| Task to complete |
From the records below, pull each line that has "sublimé".

| Task input |
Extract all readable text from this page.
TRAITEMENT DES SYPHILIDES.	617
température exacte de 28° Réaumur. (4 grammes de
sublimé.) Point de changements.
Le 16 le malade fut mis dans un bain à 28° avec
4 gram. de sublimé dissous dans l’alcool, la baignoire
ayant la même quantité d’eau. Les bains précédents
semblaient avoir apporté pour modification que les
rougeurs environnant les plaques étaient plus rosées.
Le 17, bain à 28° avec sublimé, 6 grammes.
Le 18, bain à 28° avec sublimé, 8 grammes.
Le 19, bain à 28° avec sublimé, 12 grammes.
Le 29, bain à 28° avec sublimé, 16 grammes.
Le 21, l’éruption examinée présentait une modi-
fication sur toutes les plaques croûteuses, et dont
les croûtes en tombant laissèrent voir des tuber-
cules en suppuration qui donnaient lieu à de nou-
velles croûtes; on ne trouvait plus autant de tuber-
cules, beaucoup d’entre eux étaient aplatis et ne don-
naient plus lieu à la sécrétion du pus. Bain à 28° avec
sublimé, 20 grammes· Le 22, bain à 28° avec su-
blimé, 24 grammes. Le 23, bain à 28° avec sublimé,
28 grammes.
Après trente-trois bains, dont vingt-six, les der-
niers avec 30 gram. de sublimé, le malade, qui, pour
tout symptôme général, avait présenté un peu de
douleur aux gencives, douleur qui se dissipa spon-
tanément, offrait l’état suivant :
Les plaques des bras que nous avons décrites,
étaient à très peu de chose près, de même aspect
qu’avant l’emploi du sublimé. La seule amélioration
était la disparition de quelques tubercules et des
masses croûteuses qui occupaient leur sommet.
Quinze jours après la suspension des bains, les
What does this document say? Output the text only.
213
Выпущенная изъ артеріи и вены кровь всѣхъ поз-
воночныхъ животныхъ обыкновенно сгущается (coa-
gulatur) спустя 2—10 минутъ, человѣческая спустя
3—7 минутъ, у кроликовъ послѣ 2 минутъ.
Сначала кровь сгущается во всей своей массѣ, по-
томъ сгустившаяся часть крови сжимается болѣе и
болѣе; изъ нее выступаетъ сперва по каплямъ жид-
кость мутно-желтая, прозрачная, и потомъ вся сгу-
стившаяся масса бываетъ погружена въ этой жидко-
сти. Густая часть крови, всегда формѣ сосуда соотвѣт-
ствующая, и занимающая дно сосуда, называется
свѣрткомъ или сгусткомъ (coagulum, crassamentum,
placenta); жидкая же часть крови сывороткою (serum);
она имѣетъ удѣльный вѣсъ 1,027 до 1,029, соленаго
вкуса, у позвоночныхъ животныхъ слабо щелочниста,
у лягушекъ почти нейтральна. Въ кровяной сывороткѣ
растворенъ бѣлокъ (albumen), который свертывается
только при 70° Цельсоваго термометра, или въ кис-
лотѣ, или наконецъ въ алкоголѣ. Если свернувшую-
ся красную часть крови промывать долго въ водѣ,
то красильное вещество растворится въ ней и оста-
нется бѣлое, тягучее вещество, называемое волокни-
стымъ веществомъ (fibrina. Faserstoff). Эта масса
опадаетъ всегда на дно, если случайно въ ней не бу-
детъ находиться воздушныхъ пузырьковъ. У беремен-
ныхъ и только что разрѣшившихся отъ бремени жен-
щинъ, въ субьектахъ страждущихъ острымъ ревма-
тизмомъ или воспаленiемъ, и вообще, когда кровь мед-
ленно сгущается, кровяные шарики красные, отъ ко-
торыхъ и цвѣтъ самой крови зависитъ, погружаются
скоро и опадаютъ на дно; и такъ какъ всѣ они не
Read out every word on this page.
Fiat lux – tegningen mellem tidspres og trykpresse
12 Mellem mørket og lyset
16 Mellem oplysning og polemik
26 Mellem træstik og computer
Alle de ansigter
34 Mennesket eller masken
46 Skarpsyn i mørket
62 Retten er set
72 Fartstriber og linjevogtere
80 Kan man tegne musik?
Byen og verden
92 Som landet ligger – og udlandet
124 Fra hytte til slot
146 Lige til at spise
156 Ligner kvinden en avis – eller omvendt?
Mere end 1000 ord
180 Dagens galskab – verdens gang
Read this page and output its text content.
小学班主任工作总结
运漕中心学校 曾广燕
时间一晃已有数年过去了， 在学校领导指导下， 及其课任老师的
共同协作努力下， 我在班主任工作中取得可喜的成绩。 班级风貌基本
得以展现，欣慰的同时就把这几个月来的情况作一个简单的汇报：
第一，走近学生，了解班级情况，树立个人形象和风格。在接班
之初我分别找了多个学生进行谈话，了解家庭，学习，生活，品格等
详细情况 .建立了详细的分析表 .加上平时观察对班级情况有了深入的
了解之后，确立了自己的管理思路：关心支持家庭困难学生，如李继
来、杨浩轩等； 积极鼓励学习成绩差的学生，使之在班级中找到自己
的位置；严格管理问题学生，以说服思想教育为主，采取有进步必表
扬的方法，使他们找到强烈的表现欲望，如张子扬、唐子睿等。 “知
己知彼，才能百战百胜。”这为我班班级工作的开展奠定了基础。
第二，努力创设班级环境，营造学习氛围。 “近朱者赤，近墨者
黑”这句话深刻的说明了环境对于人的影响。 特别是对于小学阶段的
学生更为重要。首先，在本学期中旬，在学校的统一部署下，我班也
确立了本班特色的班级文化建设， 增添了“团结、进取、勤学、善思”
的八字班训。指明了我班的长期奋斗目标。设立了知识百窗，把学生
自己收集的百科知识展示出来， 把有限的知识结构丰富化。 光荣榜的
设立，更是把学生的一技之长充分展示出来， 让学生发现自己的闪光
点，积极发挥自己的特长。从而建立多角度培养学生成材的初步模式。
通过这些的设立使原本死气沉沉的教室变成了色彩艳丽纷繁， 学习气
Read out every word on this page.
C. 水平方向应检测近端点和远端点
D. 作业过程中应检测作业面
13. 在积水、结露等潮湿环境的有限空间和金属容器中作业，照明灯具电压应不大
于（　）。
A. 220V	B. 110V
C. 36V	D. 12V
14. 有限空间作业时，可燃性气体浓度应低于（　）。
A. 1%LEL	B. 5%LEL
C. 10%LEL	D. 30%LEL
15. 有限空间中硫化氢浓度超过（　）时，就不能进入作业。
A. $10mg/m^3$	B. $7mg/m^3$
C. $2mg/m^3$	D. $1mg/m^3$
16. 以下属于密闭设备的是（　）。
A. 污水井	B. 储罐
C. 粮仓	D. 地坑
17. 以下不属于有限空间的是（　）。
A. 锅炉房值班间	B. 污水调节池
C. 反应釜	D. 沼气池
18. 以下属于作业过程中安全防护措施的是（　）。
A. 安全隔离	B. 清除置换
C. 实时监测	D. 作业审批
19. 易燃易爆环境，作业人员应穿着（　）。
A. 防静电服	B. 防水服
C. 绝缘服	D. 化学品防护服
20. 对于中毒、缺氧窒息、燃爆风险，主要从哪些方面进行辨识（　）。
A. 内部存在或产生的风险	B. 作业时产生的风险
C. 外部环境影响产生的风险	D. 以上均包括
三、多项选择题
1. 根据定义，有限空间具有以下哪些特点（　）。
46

| Full output |
sublimé.) Point de changements.
4 gram. de sublimé dissous dans l’alcool, la baignoire
Le 17, bain à 28° avec sublimé, 6 grammes.
Le 18, bain à 28° avec sublimé, 8 grammes.
Le 19, bain à 28° avec sublimé, 12 grammes.
Le 29, bain à 28° avec sublimé, 16 grammes.
sublimé, 20 grammes· Le 22, bain à 28° avec su-
blimé, 24 grammes. Le 23, bain à 28° avec sublimé,
niers avec 30 gram. de sublimé, le malade, qui, pour
qu’avant l’emploi du sublimé. La seule amélioration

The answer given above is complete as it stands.